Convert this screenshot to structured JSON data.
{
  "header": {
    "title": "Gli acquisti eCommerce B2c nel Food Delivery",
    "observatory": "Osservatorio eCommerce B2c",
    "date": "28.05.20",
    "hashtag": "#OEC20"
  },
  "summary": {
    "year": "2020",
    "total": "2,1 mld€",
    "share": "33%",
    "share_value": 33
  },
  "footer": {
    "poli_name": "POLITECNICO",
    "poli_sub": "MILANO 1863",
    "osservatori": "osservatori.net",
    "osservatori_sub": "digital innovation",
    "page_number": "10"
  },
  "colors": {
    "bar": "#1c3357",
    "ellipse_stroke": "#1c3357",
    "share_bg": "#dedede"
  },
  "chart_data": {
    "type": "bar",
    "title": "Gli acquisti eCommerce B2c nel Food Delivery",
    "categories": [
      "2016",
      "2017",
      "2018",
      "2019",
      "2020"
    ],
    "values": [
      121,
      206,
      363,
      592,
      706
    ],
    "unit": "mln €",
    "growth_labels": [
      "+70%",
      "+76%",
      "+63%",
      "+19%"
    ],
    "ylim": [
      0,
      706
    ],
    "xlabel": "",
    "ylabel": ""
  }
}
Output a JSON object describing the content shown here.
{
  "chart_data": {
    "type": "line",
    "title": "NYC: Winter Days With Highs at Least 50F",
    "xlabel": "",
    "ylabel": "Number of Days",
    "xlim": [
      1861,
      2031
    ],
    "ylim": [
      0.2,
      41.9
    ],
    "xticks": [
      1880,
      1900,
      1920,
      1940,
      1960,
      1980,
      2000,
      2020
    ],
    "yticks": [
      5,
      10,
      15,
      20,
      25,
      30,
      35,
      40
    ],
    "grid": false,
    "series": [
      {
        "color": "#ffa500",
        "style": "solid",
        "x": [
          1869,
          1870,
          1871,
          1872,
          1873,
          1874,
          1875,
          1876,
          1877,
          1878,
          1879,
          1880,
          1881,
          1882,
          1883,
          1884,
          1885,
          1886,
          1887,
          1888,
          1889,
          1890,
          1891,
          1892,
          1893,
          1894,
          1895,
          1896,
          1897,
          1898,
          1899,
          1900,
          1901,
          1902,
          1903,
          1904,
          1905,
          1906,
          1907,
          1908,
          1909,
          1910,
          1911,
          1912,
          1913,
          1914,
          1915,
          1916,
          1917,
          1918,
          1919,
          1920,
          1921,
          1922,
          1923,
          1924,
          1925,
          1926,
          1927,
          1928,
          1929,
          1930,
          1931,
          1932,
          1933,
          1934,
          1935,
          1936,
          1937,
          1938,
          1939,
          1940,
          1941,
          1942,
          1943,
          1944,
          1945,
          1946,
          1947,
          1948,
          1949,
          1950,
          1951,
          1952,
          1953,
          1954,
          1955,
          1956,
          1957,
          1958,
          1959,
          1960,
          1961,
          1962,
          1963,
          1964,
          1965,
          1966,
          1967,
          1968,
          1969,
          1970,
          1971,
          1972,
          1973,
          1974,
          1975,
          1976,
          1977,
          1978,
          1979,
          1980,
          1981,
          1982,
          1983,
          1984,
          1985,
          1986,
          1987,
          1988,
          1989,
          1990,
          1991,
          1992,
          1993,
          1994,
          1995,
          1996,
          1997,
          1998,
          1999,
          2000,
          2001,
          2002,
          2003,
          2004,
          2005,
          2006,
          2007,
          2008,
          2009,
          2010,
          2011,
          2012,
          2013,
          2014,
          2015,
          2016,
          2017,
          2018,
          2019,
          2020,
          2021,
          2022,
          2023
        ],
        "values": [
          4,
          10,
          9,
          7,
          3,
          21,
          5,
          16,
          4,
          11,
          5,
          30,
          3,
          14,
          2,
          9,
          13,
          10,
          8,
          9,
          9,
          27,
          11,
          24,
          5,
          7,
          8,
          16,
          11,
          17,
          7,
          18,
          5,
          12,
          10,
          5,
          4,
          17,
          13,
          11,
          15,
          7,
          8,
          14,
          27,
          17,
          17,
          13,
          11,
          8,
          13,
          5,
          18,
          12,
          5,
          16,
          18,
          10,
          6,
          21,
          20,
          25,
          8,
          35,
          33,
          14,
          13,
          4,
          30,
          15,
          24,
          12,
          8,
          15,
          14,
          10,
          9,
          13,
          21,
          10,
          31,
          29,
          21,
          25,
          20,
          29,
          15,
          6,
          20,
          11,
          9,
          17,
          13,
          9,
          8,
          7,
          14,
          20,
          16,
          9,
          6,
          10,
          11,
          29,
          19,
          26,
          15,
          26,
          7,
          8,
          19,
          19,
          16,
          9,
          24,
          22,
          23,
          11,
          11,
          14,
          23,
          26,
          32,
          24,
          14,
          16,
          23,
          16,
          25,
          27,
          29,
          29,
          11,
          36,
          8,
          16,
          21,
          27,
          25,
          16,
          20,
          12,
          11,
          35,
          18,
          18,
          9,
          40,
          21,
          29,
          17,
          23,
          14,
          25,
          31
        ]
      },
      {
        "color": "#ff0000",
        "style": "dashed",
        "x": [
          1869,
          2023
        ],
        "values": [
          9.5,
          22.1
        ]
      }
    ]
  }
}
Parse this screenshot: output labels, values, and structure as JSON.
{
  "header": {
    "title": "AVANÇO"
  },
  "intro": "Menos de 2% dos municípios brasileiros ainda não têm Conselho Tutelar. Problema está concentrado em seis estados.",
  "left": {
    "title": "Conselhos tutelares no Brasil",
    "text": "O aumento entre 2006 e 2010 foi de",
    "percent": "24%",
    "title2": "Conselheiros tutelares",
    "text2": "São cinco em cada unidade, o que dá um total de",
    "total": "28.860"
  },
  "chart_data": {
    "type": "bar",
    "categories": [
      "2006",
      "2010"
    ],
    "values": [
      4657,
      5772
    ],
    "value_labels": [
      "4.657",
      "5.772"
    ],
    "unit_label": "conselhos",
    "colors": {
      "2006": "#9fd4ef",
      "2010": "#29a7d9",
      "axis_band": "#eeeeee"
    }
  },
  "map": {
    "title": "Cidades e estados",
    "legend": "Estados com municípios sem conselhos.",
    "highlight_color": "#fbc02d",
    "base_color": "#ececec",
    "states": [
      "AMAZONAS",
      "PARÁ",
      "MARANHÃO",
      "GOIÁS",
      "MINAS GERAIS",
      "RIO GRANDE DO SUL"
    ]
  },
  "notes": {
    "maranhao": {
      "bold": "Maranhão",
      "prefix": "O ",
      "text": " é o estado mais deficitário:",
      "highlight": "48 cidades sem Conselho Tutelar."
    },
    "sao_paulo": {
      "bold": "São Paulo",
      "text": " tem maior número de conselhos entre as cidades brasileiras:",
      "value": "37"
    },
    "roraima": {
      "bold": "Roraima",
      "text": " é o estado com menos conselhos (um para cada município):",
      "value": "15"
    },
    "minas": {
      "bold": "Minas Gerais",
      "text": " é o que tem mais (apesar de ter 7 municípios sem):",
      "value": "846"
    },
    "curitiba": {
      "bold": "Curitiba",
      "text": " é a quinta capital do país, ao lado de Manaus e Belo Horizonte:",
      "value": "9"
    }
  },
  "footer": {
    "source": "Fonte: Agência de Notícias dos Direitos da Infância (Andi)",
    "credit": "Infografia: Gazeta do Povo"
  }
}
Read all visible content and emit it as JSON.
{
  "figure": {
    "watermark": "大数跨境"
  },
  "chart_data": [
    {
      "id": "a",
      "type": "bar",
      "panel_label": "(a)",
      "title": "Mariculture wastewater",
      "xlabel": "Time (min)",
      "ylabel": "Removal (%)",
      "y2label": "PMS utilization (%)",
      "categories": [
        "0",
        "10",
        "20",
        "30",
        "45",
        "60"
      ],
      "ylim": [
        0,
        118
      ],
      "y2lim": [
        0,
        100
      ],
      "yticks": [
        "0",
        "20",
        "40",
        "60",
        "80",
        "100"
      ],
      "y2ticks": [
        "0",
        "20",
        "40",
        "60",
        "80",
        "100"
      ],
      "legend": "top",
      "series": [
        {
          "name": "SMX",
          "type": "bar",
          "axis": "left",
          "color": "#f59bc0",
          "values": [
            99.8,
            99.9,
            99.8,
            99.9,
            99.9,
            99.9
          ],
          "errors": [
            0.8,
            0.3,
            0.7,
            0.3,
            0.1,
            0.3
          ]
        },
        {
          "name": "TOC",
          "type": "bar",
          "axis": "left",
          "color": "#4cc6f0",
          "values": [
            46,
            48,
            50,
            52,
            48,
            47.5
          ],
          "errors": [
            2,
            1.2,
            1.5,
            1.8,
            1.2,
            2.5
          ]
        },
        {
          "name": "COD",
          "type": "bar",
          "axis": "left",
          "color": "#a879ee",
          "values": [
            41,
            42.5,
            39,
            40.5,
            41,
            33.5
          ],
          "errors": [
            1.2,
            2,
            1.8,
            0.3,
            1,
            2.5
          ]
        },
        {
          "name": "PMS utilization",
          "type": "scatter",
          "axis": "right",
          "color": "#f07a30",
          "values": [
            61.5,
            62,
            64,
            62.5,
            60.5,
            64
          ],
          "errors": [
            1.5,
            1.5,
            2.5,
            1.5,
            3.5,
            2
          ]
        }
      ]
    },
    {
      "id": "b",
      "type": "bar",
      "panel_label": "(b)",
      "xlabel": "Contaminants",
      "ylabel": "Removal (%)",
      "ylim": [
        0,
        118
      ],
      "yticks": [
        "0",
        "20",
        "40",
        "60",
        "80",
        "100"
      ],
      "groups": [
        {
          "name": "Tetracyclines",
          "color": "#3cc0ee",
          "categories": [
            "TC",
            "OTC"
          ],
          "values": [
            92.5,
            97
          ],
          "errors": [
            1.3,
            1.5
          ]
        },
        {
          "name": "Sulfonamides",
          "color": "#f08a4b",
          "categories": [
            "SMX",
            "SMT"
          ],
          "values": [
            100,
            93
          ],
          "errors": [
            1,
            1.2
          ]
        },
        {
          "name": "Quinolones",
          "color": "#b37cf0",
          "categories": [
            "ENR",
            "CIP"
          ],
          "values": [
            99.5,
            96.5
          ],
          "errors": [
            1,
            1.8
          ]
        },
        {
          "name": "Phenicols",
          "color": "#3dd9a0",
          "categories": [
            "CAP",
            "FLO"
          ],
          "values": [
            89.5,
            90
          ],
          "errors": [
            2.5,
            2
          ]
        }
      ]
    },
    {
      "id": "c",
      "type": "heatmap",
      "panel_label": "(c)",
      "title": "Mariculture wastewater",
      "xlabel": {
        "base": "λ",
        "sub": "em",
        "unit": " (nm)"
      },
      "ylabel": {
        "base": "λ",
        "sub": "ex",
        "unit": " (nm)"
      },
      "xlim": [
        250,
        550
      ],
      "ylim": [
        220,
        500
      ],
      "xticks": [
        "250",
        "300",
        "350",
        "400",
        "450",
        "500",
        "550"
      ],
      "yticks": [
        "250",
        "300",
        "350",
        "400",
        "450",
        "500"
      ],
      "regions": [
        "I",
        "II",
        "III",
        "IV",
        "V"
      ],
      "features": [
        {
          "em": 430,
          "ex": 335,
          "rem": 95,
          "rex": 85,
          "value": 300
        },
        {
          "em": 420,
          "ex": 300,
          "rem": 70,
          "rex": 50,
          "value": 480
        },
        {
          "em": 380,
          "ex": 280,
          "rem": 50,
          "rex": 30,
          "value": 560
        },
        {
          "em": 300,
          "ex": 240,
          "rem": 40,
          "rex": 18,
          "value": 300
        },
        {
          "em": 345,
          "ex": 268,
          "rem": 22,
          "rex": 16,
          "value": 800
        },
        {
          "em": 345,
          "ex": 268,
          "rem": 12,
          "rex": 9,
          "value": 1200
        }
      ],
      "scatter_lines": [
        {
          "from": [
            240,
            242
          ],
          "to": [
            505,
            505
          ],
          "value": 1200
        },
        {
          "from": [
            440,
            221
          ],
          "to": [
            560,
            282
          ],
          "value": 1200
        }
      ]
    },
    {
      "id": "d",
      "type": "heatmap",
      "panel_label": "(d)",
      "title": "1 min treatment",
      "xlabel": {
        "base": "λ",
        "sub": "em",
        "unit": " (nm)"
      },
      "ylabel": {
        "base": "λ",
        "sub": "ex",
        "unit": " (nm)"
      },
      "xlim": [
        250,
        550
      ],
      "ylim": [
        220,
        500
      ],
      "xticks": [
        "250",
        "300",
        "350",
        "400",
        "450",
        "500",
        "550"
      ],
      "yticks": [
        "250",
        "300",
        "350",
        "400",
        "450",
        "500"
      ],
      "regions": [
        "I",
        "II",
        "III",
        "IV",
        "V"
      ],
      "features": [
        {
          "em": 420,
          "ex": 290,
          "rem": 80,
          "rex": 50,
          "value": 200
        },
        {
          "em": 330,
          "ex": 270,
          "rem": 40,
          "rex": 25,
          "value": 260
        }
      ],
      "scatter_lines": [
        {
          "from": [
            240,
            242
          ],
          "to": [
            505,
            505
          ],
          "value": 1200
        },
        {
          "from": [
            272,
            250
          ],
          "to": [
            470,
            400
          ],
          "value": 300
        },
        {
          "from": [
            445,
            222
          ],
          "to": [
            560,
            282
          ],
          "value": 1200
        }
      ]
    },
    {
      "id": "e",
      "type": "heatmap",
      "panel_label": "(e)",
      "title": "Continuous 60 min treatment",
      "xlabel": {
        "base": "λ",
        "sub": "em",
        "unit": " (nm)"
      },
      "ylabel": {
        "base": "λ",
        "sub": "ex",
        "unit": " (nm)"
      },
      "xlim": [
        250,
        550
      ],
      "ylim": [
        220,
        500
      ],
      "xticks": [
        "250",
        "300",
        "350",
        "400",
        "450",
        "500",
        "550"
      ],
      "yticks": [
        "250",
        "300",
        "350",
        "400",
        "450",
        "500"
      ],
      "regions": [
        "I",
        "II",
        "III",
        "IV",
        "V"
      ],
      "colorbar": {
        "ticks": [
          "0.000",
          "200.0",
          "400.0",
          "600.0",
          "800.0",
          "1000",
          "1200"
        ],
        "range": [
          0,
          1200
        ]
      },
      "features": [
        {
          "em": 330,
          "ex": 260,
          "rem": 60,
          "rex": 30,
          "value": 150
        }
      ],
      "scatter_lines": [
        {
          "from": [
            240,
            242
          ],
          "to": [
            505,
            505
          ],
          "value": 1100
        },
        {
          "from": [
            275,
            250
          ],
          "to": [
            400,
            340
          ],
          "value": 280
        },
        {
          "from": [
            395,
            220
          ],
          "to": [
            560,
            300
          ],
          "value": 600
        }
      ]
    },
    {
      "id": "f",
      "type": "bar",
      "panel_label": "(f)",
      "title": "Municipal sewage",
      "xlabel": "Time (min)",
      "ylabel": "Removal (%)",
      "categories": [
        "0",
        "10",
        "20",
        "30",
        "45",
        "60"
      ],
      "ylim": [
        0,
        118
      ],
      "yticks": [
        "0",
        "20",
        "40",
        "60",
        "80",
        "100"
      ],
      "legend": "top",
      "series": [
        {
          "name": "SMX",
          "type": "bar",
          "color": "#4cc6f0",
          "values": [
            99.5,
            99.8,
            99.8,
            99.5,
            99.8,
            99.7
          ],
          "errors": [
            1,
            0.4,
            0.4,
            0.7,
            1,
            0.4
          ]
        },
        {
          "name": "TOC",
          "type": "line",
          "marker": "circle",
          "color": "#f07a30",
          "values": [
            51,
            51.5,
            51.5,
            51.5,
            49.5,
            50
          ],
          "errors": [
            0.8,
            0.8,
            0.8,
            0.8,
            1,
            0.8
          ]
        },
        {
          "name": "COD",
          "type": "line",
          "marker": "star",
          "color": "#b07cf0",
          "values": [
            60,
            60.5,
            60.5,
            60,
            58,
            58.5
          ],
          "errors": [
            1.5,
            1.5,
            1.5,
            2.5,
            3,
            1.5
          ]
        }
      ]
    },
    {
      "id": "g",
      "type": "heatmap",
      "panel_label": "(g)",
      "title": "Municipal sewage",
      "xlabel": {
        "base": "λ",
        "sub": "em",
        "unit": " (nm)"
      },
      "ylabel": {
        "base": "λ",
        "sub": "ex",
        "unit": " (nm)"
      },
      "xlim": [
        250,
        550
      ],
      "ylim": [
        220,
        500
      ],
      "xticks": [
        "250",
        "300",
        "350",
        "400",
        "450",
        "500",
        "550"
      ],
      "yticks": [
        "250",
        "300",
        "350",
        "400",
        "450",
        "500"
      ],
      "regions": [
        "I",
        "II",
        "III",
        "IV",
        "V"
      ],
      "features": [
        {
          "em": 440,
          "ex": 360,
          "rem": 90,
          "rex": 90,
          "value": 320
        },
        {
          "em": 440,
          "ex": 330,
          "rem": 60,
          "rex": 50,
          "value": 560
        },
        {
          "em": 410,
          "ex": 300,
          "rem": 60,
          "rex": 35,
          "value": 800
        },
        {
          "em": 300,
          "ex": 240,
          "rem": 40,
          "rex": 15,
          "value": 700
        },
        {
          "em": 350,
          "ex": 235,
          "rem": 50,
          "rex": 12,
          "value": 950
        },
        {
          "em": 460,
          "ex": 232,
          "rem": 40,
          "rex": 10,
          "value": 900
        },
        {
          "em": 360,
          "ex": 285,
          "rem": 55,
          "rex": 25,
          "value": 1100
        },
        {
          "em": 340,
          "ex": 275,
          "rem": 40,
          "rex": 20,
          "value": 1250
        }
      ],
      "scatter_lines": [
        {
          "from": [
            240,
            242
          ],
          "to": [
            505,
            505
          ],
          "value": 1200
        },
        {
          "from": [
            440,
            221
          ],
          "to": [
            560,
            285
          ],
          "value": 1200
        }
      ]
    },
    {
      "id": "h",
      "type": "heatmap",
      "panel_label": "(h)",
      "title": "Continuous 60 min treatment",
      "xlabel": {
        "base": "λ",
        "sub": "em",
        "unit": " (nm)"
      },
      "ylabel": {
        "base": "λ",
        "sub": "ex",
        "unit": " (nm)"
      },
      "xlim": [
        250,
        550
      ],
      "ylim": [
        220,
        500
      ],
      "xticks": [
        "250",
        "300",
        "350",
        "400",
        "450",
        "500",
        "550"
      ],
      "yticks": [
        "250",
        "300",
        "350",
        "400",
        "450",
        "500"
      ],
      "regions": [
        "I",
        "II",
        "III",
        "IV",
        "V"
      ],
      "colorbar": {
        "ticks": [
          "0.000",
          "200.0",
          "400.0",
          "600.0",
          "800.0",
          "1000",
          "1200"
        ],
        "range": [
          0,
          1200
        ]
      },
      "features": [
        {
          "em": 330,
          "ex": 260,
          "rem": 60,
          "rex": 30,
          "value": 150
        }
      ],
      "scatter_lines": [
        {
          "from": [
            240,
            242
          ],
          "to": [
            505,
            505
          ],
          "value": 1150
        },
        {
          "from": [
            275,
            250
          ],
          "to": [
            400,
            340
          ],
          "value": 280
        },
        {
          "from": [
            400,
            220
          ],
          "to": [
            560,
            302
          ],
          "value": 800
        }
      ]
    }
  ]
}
★ ★ ★
» **Exercise instructions**:
Look for lines containing the string "screenshot" and copy them all.

» **Output for this task**:
Convert this screenshot to structured JSON data.
Parse this screenshot: output labels, values, and structure as JSON.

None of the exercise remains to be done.